▶ _EXERCISE_
Identify each line containing the word "Chitosan" and copy it.
# START OF LISTED RECORDS
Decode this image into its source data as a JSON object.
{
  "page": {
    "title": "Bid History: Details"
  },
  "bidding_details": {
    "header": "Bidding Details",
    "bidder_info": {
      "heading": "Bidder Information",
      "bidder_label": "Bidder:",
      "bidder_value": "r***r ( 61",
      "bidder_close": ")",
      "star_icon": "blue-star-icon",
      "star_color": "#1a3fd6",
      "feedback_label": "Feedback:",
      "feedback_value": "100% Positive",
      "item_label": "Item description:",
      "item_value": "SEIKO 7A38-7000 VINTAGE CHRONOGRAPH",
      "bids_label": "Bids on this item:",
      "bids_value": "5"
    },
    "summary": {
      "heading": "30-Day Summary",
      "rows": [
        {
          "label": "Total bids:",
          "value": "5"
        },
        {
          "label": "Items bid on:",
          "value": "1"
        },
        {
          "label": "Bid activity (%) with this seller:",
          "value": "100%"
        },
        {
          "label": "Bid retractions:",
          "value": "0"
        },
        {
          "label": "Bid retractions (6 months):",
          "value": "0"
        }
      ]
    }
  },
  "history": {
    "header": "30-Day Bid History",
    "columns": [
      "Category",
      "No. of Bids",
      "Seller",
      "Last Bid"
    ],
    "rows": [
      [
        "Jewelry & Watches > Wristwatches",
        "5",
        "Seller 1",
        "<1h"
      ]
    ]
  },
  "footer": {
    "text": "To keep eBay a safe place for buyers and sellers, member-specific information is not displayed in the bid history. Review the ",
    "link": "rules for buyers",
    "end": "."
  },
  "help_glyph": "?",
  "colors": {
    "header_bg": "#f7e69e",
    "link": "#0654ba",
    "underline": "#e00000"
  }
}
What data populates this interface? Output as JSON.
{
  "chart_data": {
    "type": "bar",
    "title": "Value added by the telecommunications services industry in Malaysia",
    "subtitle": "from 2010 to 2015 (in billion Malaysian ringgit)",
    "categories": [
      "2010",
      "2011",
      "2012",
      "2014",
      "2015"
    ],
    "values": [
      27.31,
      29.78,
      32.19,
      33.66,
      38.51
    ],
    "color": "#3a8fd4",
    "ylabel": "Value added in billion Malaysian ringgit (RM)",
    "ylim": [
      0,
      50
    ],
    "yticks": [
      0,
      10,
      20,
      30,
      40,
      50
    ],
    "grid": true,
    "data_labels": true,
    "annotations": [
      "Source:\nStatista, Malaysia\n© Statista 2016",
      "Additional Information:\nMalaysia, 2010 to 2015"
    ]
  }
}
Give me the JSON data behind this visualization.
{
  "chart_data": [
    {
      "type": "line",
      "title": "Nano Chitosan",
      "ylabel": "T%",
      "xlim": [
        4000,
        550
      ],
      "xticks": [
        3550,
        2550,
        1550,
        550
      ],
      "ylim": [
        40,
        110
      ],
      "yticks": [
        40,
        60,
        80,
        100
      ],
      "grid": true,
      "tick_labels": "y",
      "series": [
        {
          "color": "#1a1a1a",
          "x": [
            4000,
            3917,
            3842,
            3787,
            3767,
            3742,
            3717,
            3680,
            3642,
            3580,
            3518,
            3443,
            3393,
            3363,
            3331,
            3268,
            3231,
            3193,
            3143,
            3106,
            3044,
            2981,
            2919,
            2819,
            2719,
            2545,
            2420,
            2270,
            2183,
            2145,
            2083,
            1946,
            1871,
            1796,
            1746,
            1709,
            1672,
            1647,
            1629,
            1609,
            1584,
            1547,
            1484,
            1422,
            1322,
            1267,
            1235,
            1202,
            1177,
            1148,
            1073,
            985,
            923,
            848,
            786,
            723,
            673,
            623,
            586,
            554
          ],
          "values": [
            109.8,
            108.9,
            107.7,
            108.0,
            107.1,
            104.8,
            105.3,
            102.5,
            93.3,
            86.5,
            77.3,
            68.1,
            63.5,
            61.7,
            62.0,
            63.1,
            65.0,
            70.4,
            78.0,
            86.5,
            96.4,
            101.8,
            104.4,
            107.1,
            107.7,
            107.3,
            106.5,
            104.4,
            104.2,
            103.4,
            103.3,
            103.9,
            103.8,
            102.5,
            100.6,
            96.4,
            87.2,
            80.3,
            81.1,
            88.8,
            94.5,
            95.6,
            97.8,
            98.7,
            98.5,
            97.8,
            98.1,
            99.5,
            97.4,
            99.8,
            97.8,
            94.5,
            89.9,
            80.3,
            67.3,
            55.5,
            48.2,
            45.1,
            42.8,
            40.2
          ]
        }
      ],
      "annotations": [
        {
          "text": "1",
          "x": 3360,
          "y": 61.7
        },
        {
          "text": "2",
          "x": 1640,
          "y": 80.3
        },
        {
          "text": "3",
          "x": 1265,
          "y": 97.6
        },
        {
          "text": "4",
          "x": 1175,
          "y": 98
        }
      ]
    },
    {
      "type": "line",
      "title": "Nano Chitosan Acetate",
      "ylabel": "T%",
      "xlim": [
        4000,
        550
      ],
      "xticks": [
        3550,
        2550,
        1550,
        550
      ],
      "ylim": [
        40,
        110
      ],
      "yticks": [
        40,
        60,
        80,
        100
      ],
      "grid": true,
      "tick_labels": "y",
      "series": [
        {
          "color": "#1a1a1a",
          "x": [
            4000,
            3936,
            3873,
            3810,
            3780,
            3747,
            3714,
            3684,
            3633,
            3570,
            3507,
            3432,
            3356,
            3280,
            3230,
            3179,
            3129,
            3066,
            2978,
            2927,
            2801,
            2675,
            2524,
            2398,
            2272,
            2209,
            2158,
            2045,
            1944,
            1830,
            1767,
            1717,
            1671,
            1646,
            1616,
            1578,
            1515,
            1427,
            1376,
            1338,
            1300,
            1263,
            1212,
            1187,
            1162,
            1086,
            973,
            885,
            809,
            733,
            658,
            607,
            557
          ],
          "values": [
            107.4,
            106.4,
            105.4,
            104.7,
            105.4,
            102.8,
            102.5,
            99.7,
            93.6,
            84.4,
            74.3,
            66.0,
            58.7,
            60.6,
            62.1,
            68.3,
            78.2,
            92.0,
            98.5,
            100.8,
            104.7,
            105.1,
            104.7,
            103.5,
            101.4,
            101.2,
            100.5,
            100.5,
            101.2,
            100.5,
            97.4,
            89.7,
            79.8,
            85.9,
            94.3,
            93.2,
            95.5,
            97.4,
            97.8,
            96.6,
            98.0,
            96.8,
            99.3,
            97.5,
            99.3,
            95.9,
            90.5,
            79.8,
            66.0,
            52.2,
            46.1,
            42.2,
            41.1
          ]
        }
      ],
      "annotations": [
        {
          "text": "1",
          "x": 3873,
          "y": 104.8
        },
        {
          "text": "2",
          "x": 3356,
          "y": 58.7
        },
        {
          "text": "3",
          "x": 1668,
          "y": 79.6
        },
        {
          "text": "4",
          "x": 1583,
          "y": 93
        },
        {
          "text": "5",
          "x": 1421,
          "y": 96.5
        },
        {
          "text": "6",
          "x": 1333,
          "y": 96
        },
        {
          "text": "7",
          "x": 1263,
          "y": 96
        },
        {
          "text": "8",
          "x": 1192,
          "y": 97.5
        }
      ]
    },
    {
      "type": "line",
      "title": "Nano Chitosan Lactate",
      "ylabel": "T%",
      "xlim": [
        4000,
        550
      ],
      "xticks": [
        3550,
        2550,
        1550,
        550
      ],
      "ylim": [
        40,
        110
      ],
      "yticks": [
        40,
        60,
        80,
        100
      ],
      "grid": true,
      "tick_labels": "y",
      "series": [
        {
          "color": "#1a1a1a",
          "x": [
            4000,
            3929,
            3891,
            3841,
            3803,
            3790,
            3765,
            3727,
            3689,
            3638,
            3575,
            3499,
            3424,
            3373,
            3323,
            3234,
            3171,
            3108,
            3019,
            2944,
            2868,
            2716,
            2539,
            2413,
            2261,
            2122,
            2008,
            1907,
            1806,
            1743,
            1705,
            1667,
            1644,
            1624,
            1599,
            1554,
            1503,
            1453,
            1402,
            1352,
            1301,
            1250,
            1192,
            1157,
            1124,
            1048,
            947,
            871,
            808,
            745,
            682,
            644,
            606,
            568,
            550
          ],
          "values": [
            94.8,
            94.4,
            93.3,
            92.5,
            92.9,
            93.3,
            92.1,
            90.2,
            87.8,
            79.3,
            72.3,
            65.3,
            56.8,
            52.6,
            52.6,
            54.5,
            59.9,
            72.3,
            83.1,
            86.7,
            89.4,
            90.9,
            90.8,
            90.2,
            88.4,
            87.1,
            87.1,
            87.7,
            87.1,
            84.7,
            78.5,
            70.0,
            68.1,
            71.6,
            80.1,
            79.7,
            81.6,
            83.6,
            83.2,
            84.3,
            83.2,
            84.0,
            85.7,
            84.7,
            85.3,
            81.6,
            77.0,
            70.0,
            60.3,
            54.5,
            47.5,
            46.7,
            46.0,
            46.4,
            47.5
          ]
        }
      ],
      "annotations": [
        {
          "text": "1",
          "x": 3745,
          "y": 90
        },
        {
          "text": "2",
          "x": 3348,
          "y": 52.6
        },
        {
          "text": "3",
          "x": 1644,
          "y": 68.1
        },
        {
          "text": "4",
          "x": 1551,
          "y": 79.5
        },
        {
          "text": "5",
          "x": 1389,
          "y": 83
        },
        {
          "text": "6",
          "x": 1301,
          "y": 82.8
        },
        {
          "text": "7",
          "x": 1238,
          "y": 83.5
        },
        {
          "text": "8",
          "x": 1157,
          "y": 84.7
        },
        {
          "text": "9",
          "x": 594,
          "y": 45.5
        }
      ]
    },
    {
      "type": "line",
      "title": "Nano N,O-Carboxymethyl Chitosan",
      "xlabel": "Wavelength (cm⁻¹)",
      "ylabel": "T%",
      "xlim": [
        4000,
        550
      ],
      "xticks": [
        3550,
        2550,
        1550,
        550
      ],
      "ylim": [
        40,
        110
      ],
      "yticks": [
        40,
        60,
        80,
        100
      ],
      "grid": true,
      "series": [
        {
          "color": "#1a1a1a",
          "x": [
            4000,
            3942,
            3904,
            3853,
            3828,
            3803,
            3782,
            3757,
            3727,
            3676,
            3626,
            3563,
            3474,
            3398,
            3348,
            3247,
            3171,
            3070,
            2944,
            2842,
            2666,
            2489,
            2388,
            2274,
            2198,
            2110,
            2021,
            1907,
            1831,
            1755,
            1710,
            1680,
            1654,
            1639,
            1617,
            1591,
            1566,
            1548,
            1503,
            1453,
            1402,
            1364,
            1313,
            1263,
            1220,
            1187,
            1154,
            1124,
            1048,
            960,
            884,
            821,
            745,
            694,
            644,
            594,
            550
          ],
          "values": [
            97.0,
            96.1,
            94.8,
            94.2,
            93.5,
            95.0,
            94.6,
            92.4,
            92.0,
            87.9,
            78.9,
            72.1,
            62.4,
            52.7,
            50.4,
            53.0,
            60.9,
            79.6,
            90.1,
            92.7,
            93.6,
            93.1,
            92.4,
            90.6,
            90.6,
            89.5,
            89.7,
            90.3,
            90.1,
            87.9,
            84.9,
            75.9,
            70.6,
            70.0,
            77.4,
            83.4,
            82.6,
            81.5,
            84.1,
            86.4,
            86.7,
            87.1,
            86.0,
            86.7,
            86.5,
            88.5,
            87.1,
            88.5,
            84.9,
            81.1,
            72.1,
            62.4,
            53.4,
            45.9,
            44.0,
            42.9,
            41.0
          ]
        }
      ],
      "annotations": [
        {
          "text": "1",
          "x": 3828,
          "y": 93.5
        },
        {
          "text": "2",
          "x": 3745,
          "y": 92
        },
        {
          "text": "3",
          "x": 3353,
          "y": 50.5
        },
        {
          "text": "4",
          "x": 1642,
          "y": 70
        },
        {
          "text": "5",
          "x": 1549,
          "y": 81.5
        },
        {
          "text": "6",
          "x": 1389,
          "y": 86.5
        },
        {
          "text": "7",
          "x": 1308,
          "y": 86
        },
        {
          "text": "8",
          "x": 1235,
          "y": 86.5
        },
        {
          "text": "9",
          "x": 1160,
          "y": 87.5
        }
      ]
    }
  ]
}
# END OF LISTED RECORDS
▶ _RESPONSE_
      "title": "Nano Chitosan",
      "title": "Nano Chitosan Acetate",
      "title": "Nano Chitosan Lactate",
      "title": "Nano N,O-Carboxymethyl Chitosan",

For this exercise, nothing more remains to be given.